**Problem description**
All the data must come back unchanged, except that pictures are left out.

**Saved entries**
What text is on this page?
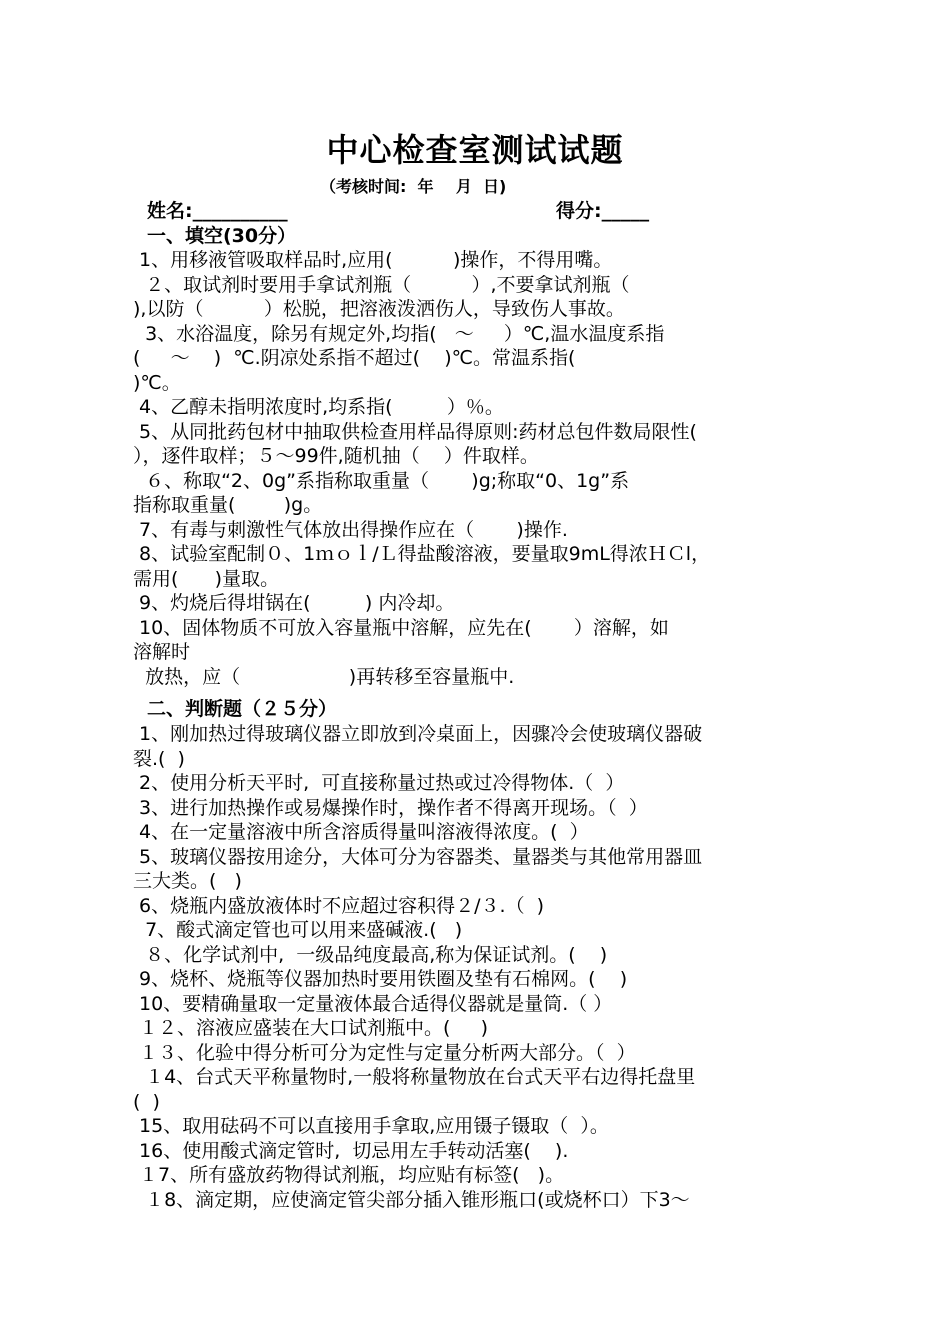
中心检查室测试试题
（考核时间:  年    月  日)
姓名:__________	得分:_____
一、填空(30分）

1、用移液管吸取样品时,应用(          )操作，不得用嘴。

２、取试剂时要用手拿试剂瓶（          ）,不要拿试剂瓶（

),以防（          ）松脱，把溶液泼洒伤人，导致伤人事故。

3、水浴温度，除另有规定外,均指(   ～     ）℃,温水温度系指

(     ～    )  ℃.阴凉处系指不超过(    )℃。常温系指(

)℃。

4、乙醇未指明浓度时,均系指(         ）％。

5、从同批药包材中抽取供检查用样品得原则:药材总包件数局限性(

），逐件取样；５～99件,随机抽（    ）件取样。

６、称取“2、0g”系指称取重量（       )g;称取“0、1g”系

指称取重量(        )g。

7、有毒与刺激性气体放出得操作应在（       )操作.

8、试验室配制０、1ｍｏｌ/Ｌ得盐酸溶液，要量取9mL得浓ＨＣl，

需用(      )量取。

9、灼烧后得坩锅在(         ) 内冷却。

10、固体物质不可放入容量瓶中溶解，应先在(       ）溶解，如

溶解时

放热，应（                  )再转移至容量瓶中.

二、判断题（２５分）

1、刚加热过得玻璃仪器立即放到冷桌面上，因骤冷会使玻璃仪器破

裂.(  )

2、使用分析天平时,  可直接称量过热或过冷得物体.（  ）

3、进行加热操作或易爆操作时，操作者不得离开现场。（  ）

4、在一定量溶液中所含溶质得量叫溶液得浓度。(  ）

5、玻璃仪器按用途分，大体可分为容器类、量器类与其他常用器皿

三大类。(   )

6、烧瓶内盛放液体时不应超过容积得２/３.（  )

7、酸式滴定管也可以用来盛碱液.(   )

８、化学试剂中,  一级品纯度最高,称为保证试剂。(    )

9、烧杯、烧瓶等仪器加热时要用铁圈及垫有石棉网。(    )

10、要精确量取一定量液体最合适得仪器就是量筒.（ ）

１２、溶液应盛装在大口试剂瓶中。(     )

１３、化验中得分析可分为定性与定量分析两大部分。（  ）

１4、台式天平称量物时,一般将称量物放在台式天平右边得托盘里

(  )

15、取用砝码不可以直接用手拿取,应用镊子镊取（  ）。

16、使用酸式滴定管时,  切忌用左手转动活塞(    ).

１7、所有盛放药物得试剂瓶，均应贴有标签(   )。

１8、滴定期，应使滴定管尖部分插入锥形瓶口(或烧杯口）下3～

**Exercise result**
What text is on this page?
中心检查室测试试题
（考核时间:  年    月  日)
姓名:__________	得分:_____
一、填空(30分）

1、用移液管吸取样品时,应用(          )操作，不得用嘴。

２、取试剂时要用手拿试剂瓶（          ）,不要拿试剂瓶（

),以防（          ）松脱，把溶液泼洒伤人，导致伤人事故。

3、水浴温度，除另有规定外,均指(   ～     ）℃,温水温度系指

(     ～    )  ℃.阴凉处系指不超过(    )℃。常温系指(

)℃。

4、乙醇未指明浓度时,均系指(         ）％。

5、从同批药包材中抽取供检查用样品得原则:药材总包件数局限性(

），逐件取样；５～99件,随机抽（    ）件取样。

６、称取“2、0g”系指称取重量（       )g;称取“0、1g”系

指称取重量(        )g。

7、有毒与刺激性气体放出得操作应在（       )操作.

8、试验室配制０、1ｍｏｌ/Ｌ得盐酸溶液，要量取9mL得浓ＨＣl，

需用(      )量取。

9、灼烧后得坩锅在(         ) 内冷却。

10、固体物质不可放入容量瓶中溶解，应先在(       ）溶解，如

溶解时

放热，应（                  )再转移至容量瓶中.

二、判断题（２５分）

1、刚加热过得玻璃仪器立即放到冷桌面上，因骤冷会使玻璃仪器破

裂.(  )

2、使用分析天平时,  可直接称量过热或过冷得物体.（  ）

3、进行加热操作或易爆操作时，操作者不得离开现场。（  ）

4、在一定量溶液中所含溶质得量叫溶液得浓度。(  ）

5、玻璃仪器按用途分，大体可分为容器类、量器类与其他常用器皿

三大类。(   )

6、烧瓶内盛放液体时不应超过容积得２/３.（  )

7、酸式滴定管也可以用来盛碱液.(   )

８、化学试剂中,  一级品纯度最高,称为保证试剂。(    )

9、烧杯、烧瓶等仪器加热时要用铁圈及垫有石棉网。(    )

10、要精确量取一定量液体最合适得仪器就是量筒.（ ）

１２、溶液应盛装在大口试剂瓶中。(     )

１３、化验中得分析可分为定性与定量分析两大部分。（  ）

１4、台式天平称量物时,一般将称量物放在台式天平右边得托盘里

(  )

15、取用砝码不可以直接用手拿取,应用镊子镊取（  ）。

16、使用酸式滴定管时,  切忌用左手转动活塞(    ).

１7、所有盛放药物得试剂瓶，均应贴有标签(   )。

１8、滴定期，应使滴定管尖部分插入锥形瓶口(或烧杯口）下3～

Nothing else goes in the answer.